**Written instruction**
Every line below that holds the string "more" should be copied out.

**Provided material**
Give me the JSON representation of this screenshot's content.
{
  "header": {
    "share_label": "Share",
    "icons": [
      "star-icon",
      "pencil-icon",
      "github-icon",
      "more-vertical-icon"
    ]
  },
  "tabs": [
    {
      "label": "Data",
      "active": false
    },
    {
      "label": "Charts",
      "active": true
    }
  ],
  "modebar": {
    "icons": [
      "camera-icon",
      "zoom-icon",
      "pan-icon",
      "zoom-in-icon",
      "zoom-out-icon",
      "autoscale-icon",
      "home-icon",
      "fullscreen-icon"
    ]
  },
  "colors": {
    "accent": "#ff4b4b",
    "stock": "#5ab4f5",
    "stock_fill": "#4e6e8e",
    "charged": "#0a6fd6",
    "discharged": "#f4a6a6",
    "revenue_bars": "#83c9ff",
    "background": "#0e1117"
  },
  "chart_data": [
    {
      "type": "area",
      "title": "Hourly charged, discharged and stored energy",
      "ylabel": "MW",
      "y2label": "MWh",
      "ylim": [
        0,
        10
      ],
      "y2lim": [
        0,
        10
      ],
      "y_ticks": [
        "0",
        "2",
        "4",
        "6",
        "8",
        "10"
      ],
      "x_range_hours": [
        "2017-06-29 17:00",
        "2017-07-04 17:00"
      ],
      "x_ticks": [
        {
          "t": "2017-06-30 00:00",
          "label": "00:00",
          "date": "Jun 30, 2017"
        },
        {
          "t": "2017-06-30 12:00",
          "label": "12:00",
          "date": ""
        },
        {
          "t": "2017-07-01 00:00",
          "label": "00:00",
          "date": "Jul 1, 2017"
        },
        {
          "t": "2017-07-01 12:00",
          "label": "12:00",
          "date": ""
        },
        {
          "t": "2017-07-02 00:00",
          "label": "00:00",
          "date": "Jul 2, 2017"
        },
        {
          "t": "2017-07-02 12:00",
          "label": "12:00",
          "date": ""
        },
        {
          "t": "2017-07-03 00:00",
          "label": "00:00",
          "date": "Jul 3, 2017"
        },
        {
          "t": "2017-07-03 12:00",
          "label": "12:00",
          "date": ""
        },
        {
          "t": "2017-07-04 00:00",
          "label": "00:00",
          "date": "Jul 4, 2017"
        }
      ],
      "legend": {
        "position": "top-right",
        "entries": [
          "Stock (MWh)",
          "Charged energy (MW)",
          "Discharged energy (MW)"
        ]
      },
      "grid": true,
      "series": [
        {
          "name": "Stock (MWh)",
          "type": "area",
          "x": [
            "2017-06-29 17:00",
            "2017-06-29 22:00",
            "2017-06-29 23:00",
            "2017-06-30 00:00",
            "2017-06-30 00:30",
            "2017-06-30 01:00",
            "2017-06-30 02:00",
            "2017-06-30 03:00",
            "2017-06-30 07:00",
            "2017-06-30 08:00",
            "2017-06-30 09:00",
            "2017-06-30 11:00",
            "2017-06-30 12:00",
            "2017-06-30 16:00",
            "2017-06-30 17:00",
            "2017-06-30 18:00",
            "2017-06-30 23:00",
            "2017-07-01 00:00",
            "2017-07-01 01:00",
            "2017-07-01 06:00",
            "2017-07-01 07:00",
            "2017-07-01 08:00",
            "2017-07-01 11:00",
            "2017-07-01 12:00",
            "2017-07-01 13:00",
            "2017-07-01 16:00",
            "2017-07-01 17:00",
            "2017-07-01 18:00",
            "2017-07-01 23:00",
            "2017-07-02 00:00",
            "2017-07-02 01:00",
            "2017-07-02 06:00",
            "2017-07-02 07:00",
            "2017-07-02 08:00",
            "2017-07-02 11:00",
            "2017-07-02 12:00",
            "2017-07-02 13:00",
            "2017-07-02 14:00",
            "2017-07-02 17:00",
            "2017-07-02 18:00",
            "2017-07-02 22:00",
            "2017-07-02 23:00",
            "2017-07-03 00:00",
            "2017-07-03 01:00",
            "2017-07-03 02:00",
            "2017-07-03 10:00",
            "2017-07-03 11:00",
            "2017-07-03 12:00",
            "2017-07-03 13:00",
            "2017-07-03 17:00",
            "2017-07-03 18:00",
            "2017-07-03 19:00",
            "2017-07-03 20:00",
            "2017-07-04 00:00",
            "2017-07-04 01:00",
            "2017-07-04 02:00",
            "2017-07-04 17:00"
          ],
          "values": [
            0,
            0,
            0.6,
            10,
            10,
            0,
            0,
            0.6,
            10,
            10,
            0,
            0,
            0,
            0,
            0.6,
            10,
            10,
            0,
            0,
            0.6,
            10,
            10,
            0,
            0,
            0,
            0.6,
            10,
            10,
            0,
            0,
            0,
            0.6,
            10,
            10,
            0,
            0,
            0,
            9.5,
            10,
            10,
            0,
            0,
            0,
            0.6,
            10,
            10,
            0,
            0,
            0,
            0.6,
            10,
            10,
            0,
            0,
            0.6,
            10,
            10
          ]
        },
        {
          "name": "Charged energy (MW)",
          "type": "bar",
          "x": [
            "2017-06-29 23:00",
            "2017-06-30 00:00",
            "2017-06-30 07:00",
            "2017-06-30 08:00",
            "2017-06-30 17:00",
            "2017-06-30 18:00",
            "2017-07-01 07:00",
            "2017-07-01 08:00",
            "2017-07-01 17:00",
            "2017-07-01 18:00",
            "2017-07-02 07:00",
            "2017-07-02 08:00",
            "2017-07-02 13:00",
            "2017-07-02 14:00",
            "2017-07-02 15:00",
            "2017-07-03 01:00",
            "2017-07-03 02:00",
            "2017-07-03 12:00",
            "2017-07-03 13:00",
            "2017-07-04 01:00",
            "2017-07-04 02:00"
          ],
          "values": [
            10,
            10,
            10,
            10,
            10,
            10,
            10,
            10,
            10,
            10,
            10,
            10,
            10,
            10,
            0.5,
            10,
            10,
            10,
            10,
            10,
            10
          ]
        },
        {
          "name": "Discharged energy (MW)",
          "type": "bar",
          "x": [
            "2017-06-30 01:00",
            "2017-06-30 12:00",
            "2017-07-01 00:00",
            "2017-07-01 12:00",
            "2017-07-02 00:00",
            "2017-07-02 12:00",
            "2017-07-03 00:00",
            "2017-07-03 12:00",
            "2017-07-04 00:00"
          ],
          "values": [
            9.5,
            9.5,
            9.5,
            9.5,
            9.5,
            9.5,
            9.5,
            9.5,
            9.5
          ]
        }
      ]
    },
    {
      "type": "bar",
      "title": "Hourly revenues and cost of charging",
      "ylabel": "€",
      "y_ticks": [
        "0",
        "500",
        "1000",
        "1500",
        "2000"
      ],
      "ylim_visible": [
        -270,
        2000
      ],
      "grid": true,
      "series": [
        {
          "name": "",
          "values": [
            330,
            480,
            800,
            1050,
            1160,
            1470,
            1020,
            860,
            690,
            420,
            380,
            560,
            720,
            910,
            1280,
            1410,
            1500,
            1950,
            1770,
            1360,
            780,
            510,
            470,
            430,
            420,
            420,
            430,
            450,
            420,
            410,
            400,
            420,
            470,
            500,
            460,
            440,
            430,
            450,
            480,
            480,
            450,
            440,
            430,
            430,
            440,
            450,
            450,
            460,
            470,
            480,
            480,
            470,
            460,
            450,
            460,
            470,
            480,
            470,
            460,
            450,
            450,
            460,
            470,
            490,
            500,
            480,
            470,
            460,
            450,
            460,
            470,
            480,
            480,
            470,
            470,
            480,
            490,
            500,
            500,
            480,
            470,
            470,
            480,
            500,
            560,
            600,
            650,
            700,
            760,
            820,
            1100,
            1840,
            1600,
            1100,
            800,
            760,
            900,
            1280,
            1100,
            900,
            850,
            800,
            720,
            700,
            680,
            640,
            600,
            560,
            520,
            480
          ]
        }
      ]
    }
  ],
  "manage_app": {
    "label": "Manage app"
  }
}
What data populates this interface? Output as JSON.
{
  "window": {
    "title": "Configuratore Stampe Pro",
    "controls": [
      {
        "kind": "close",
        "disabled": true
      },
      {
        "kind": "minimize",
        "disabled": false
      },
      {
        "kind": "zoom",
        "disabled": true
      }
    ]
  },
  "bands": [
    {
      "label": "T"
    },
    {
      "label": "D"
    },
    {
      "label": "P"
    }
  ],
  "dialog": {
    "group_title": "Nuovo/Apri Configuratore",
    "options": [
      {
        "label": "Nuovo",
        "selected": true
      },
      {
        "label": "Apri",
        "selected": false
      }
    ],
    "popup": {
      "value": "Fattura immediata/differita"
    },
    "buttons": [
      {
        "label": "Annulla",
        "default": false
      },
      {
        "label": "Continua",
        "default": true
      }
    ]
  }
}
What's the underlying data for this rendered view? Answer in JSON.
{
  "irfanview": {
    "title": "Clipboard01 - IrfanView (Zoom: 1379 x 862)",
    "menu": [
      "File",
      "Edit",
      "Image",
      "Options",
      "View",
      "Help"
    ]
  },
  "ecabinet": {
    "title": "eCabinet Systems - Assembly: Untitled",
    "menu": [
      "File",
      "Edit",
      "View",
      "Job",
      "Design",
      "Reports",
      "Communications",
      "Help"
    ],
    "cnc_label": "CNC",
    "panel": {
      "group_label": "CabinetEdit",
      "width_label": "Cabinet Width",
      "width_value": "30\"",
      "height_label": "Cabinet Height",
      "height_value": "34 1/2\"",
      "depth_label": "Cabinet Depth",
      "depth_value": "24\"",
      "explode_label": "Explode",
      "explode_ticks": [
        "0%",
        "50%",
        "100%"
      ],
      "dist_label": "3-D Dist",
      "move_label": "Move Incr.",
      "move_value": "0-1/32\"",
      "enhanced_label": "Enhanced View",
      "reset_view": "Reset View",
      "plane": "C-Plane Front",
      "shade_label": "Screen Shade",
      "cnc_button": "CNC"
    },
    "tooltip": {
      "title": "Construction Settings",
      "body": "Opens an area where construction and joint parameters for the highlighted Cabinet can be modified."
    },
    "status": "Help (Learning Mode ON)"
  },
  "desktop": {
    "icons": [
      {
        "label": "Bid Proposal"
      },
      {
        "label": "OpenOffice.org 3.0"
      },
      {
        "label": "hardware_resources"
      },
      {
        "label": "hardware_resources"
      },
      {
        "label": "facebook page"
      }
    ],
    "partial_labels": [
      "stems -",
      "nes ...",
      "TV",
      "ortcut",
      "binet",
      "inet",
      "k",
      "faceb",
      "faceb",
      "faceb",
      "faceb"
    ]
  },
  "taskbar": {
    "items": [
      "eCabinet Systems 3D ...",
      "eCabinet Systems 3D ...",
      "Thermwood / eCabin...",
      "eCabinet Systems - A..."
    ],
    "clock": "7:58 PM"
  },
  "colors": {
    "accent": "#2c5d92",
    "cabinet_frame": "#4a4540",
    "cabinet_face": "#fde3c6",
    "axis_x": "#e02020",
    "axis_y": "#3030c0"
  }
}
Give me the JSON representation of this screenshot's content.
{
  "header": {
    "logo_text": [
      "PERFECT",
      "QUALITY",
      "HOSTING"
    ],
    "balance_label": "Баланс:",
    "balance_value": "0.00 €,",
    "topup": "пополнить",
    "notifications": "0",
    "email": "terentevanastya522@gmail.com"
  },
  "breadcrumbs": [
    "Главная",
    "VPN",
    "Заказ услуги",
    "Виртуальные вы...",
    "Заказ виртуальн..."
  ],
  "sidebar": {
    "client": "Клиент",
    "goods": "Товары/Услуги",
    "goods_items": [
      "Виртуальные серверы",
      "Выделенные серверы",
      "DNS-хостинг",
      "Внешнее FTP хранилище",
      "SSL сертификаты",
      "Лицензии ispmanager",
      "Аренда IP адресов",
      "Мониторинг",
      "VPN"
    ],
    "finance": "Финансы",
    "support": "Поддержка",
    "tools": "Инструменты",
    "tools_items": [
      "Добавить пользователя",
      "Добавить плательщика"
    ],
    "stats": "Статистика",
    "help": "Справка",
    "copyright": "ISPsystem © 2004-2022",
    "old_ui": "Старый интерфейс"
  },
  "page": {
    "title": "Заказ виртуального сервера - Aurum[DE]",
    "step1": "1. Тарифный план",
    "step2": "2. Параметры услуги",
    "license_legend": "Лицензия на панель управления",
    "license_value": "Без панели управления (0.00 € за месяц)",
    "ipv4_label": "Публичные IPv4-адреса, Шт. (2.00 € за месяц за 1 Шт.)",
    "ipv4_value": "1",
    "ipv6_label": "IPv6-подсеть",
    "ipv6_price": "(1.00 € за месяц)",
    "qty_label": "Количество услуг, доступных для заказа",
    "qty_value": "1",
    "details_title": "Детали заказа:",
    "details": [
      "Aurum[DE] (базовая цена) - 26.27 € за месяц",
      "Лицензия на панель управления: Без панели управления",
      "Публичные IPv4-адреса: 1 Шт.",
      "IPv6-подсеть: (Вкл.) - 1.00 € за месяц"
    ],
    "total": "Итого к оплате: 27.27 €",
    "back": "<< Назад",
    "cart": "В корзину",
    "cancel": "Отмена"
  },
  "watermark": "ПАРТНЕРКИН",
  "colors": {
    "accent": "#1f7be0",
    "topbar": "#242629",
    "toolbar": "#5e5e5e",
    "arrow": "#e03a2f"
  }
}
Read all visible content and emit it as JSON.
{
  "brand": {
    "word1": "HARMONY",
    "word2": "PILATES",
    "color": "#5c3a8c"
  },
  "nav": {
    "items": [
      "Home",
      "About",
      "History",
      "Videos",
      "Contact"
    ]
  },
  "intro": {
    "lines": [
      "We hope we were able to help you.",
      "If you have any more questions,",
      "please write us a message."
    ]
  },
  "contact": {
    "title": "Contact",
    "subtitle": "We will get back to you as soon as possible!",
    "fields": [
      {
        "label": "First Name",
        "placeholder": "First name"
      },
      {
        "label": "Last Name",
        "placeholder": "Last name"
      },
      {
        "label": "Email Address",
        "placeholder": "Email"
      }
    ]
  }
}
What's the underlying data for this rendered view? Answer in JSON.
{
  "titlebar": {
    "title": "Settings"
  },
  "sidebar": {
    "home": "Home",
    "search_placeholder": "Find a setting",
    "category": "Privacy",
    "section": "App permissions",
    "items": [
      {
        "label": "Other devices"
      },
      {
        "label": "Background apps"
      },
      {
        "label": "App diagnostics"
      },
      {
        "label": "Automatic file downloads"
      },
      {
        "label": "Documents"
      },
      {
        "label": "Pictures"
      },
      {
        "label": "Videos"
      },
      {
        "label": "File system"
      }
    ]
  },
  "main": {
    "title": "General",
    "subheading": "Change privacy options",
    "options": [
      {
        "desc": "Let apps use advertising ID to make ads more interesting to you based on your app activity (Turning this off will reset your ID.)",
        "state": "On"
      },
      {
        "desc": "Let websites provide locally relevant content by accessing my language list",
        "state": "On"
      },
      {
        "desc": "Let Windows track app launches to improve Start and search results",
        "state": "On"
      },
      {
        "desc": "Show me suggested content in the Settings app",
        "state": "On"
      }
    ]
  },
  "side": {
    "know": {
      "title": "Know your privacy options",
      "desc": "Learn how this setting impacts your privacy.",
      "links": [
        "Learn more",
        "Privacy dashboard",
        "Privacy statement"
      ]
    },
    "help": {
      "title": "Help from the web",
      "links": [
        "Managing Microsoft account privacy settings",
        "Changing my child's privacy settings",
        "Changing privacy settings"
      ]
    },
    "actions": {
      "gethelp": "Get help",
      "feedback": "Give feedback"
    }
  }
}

**The response**
      "more-vertical-icon"
      "If you have any more questions,",
        "desc": "Let apps use advertising ID to make ads more interesting to you based on your app activity (Turning this off will reset your ID.)",
        "Learn more",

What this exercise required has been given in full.